[Extracted data entries]
_ _ _ _ _

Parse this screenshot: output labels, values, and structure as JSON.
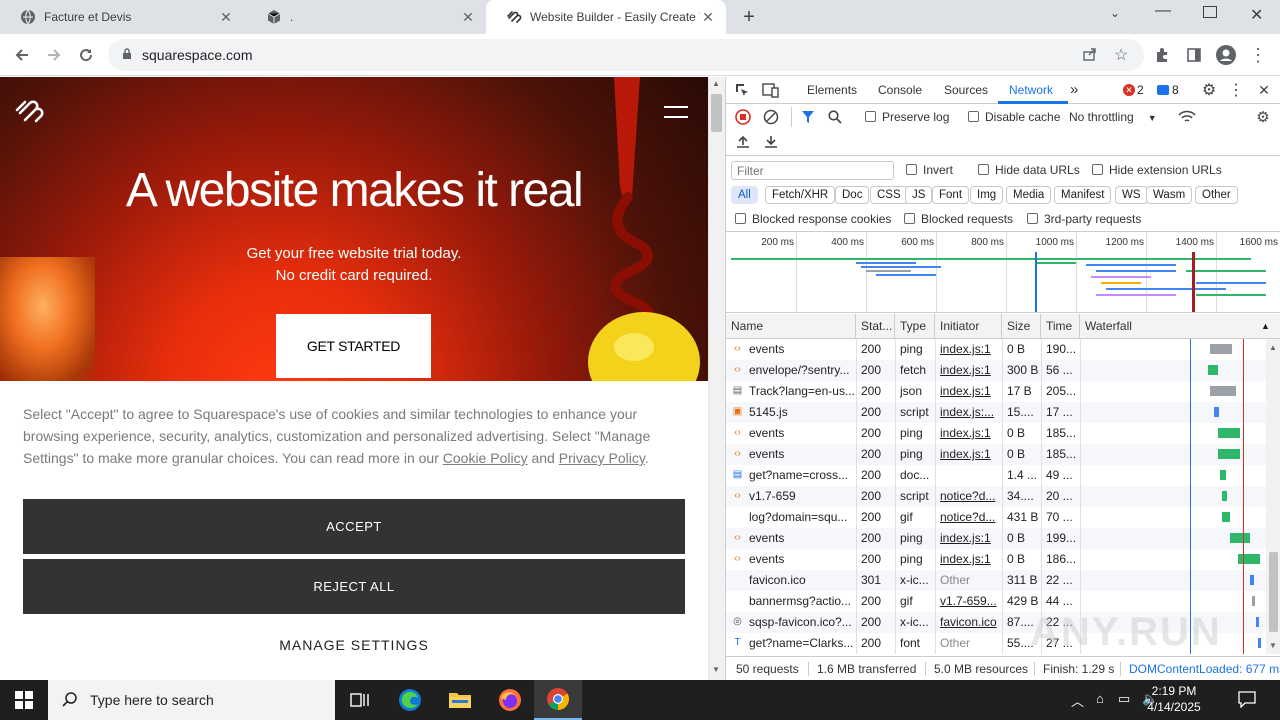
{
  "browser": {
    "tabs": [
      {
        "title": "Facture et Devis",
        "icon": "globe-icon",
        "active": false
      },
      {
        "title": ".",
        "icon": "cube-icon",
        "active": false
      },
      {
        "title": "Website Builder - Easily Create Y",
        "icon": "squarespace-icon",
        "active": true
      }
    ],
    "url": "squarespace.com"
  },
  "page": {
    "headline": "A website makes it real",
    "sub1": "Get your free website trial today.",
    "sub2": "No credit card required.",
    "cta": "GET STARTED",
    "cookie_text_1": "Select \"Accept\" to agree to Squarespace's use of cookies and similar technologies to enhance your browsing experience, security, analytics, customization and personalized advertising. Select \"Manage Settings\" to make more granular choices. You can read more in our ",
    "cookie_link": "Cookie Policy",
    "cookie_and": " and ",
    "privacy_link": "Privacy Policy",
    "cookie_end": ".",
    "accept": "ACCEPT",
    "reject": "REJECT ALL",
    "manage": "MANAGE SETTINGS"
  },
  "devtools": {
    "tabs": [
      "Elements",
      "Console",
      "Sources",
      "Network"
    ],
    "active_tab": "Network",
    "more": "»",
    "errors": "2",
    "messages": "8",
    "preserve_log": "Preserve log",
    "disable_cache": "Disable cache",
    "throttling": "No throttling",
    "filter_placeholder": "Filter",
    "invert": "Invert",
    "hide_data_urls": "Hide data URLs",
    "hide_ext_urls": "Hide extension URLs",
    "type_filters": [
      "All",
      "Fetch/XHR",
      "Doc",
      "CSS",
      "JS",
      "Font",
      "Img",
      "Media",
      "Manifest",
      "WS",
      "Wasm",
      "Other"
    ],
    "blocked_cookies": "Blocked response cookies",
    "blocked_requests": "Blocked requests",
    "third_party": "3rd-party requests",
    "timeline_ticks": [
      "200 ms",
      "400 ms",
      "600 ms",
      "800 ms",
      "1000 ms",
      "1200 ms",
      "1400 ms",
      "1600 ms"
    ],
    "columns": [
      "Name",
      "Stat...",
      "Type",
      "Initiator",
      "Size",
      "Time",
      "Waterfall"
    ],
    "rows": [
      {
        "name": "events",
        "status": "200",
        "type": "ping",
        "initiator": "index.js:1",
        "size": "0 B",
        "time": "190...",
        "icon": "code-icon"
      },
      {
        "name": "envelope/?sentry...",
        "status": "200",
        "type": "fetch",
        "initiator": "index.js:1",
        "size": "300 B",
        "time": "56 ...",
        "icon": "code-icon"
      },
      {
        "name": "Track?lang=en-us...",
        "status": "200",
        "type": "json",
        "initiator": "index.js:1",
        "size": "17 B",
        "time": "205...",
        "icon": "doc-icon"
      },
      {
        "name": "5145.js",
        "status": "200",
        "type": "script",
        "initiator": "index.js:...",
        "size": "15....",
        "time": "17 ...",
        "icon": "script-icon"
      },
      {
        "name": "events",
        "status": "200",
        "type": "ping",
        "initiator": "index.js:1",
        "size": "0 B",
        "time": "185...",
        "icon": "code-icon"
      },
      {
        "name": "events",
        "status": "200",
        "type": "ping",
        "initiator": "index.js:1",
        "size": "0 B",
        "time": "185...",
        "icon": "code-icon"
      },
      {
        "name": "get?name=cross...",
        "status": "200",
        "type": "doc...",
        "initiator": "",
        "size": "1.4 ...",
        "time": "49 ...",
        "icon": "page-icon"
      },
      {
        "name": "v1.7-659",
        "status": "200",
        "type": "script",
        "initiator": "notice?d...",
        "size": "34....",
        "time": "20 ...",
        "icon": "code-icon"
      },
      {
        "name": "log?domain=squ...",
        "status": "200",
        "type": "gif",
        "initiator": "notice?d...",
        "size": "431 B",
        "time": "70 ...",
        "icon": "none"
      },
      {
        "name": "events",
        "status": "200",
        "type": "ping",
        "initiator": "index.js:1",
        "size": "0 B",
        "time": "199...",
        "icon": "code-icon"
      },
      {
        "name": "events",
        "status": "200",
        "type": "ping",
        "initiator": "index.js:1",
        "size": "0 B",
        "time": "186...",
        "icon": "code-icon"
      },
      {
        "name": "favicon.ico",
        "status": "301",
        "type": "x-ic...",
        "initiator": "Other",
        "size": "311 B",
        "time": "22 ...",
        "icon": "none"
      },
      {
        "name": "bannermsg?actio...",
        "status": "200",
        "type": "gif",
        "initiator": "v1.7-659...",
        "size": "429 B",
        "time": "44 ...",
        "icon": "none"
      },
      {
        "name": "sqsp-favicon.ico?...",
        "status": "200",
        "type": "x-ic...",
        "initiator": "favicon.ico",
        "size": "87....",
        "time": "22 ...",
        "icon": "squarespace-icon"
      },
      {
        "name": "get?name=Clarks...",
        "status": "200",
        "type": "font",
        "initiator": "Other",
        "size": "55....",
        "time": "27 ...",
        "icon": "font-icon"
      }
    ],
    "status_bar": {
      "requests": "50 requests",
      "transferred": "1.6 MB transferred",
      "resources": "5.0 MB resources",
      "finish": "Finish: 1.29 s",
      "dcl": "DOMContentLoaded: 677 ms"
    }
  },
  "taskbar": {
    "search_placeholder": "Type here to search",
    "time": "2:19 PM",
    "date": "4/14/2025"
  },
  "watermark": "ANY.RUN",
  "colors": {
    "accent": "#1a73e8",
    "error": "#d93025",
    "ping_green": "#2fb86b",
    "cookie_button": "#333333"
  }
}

_ _ _ _ _

# Exercise details
Extract all lines of the records above that include "Policy".

# Task response
    "cookie_link": "Cookie Policy",
    "privacy_link": "Privacy Policy",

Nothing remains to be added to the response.